TASK DIRECTIONS —
Extract all of the entries and give them again, word for word.

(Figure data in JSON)
····················
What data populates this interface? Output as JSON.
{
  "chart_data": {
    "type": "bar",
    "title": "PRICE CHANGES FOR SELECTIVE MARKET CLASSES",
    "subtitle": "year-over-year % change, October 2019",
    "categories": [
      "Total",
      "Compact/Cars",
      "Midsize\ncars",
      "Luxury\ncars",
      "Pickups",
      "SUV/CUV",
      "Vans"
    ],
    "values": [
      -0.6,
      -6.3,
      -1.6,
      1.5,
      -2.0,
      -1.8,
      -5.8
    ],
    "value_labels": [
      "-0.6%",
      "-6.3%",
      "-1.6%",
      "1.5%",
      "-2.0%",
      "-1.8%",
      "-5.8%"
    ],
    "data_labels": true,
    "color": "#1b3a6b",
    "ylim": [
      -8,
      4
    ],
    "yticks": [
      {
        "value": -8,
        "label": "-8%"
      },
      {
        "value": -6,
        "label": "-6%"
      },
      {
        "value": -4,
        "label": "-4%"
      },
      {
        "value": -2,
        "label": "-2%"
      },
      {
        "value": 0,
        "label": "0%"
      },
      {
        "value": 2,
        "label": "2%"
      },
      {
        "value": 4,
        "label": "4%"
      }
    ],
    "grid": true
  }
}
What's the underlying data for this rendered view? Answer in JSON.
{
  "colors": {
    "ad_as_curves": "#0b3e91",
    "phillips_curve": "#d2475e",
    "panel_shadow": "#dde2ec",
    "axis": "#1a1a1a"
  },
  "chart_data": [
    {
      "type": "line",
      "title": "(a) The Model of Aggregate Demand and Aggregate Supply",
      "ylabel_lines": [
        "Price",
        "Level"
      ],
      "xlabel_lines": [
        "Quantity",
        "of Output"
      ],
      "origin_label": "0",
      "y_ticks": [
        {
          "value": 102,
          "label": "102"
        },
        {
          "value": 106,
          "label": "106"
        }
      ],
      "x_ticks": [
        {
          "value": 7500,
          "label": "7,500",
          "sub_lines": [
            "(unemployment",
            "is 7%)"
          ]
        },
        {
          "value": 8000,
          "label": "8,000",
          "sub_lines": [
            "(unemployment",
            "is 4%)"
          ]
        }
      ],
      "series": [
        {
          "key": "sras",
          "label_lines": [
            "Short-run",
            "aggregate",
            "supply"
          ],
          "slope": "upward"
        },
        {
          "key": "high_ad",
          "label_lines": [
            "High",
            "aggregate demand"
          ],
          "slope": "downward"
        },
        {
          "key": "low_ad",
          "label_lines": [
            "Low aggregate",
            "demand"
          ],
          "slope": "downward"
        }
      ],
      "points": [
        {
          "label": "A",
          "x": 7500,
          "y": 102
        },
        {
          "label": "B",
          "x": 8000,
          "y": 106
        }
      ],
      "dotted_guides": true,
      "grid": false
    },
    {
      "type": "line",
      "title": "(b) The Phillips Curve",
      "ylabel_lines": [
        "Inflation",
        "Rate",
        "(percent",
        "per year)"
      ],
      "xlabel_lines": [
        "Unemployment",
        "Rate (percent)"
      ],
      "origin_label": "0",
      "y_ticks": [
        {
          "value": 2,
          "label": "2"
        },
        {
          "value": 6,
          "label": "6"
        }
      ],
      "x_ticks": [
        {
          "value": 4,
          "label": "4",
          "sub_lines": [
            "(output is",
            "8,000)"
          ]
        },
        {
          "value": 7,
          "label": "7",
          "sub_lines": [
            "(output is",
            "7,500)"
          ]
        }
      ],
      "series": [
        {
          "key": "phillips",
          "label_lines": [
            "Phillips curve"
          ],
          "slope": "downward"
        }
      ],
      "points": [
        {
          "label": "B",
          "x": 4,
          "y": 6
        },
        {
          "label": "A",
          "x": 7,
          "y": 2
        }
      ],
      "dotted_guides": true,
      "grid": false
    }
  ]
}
····················
SOLVED EXERCISE —
What data populates this interface? Output as JSON.
{
  "chart_data": {
    "type": "bar",
    "title": "PRICE CHANGES FOR SELECTIVE MARKET CLASSES",
    "subtitle": "year-over-year % change, October 2019",
    "categories": [
      "Total",
      "Compact/Cars",
      "Midsize\ncars",
      "Luxury\ncars",
      "Pickups",
      "SUV/CUV",
      "Vans"
    ],
    "values": [
      -0.6,
      -6.3,
      -1.6,
      1.5,
      -2.0,
      -1.8,
      -5.8
    ],
    "value_labels": [
      "-0.6%",
      "-6.3%",
      "-1.6%",
      "1.5%",
      "-2.0%",
      "-1.8%",
      "-5.8%"
    ],
    "data_labels": true,
    "color": "#1b3a6b",
    "ylim": [
      -8,
      4
    ],
    "yticks": [
      {
        "value": -8,
        "label": "-8%"
      },
      {
        "value": -6,
        "label": "-6%"
      },
      {
        "value": -4,
        "label": "-4%"
      },
      {
        "value": -2,
        "label": "-2%"
      },
      {
        "value": 0,
        "label": "0%"
      },
      {
        "value": 2,
        "label": "2%"
      },
      {
        "value": 4,
        "label": "4%"
      }
    ],
    "grid": true
  }
}
What's the underlying data for this rendered view? Answer in JSON.
{
  "colors": {
    "ad_as_curves": "#0b3e91",
    "phillips_curve": "#d2475e",
    "panel_shadow": "#dde2ec",
    "axis": "#1a1a1a"
  },
  "chart_data": [
    {
      "type": "line",
      "title": "(a) The Model of Aggregate Demand and Aggregate Supply",
      "ylabel_lines": [
        "Price",
        "Level"
      ],
      "xlabel_lines": [
        "Quantity",
        "of Output"
      ],
      "origin_label": "0",
      "y_ticks": [
        {
          "value": 102,
          "label": "102"
        },
        {
          "value": 106,
          "label": "106"
        }
      ],
      "x_ticks": [
        {
          "value": 7500,
          "label": "7,500",
          "sub_lines": [
            "(unemployment",
            "is 7%)"
          ]
        },
        {
          "value": 8000,
          "label": "8,000",
          "sub_lines": [
            "(unemployment",
            "is 4%)"
          ]
        }
      ],
      "series": [
        {
          "key": "sras",
          "label_lines": [
            "Short-run",
            "aggregate",
            "supply"
          ],
          "slope": "upward"
        },
        {
          "key": "high_ad",
          "label_lines": [
            "High",
            "aggregate demand"
          ],
          "slope": "downward"
        },
        {
          "key": "low_ad",
          "label_lines": [
            "Low aggregate",
            "demand"
          ],
          "slope": "downward"
        }
      ],
      "points": [
        {
          "label": "A",
          "x": 7500,
          "y": 102
        },
        {
          "label": "B",
          "x": 8000,
          "y": 106
        }
      ],
      "dotted_guides": true,
      "grid": false
    },
    {
      "type": "line",
      "title": "(b) The Phillips Curve",
      "ylabel_lines": [
        "Inflation",
        "Rate",
        "(percent",
        "per year)"
      ],
      "xlabel_lines": [
        "Unemployment",
        "Rate (percent)"
      ],
      "origin_label": "0",
      "y_ticks": [
        {
          "value": 2,
          "label": "2"
        },
        {
          "value": 6,
          "label": "6"
        }
      ],
      "x_ticks": [
        {
          "value": 4,
          "label": "4",
          "sub_lines": [
            "(output is",
            "8,000)"
          ]
        },
        {
          "value": 7,
          "label": "7",
          "sub_lines": [
            "(output is",
            "7,500)"
          ]
        }
      ],
      "series": [
        {
          "key": "phillips",
          "label_lines": [
            "Phillips curve"
          ],
          "slope": "downward"
        }
      ],
      "points": [
        {
          "label": "B",
          "x": 4,
          "y": 6
        },
        {
          "label": "A",
          "x": 7,
          "y": 2
        }
      ],
      "dotted_guides": true,
      "grid": false
    }
  ]
}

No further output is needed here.